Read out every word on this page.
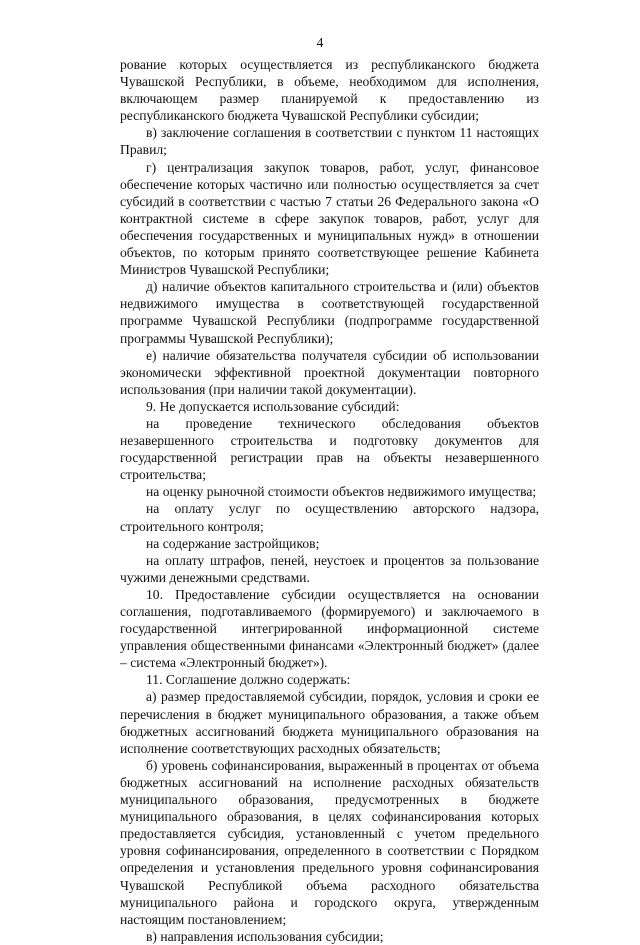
4

рование которых осуществляется из республиканского бюджета Чувашской Республики, в объеме, необходимом для исполнения, включающем размер планируемой к предоставлению из республиканского бюджета Чувашской Республики субсидии;

в) заключение соглашения в соответствии с пунктом 11 настоящих Правил;

г) централизация закупок товаров, работ, услуг, финансовое обеспечение которых частично или полностью осуществляется за счет субсидий в соответствии с частью 7 статьи 26 Федерального закона «О контрактной системе в сфере закупок товаров, работ, услуг для обеспечения государственных и муниципальных нужд» в отношении объектов, по которым принято соответствующее решение Кабинета Министров Чувашской Республики;

д) наличие объектов капитального строительства и (или) объектов недвижимого имущества в соответствующей государственной программе Чувашской Республики (подпрограмме государственной программы Чувашской Республики);

е) наличие обязательства получателя субсидии об использовании экономически эффективной проектной документации повторного использования (при наличии такой документации).

9. Не допускается использование субсидий:

на проведение технического обследования объектов незавершенного строительства и подготовку документов для государственной регистрации прав на объекты незавершенного строительства;

на оценку рыночной стоимости объектов недвижимого имущества;

на оплату услуг по осуществлению авторского надзора, строительного контроля;

на содержание застройщиков;

на оплату штрафов, пеней, неустоек и процентов за пользование чужими денежными средствами.

10. Предоставление субсидии осуществляется на основании соглашения, подготавливаемого (формируемого) и заключаемого в государственной интегрированной информационной системе управления общественными финансами «Электронный бюджет» (далее – система «Электронный бюджет»).

11. Соглашение должно содержать:

а) размер предоставляемой субсидии, порядок, условия и сроки ее перечисления в бюджет муниципального образования, а также объем бюджетных ассигнований бюджета муниципального образования на исполнение соответствующих расходных обязательств;

б) уровень софинансирования, выраженный в процентах от объема бюджетных ассигнований на исполнение расходных обязательств муниципального образования, предусмотренных в бюджете муниципального образования, в целях софинансирования которых предоставляется субсидия, установленный с учетом предельного уровня софинансирования, определенного в соответствии с Порядком определения и установления предельного уровня софинансирования Чувашской Республикой объема расходного обязательства муниципального района и городского округа, утвержденным настоящим постановлением;

в) направления использования субсидии;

• STATED GOAL: From the listing above, copy every line that holds the string "недвижимого".

• CORRECT OUTPUT:
д) наличие объектов капитального строительства и (или) объектов недвижимого имущества в соответствующей государственной программе Чувашской Республики (подпрограмме государственной программы Чувашской Республики);
на оценку рыночной стоимости объектов недвижимого имущества;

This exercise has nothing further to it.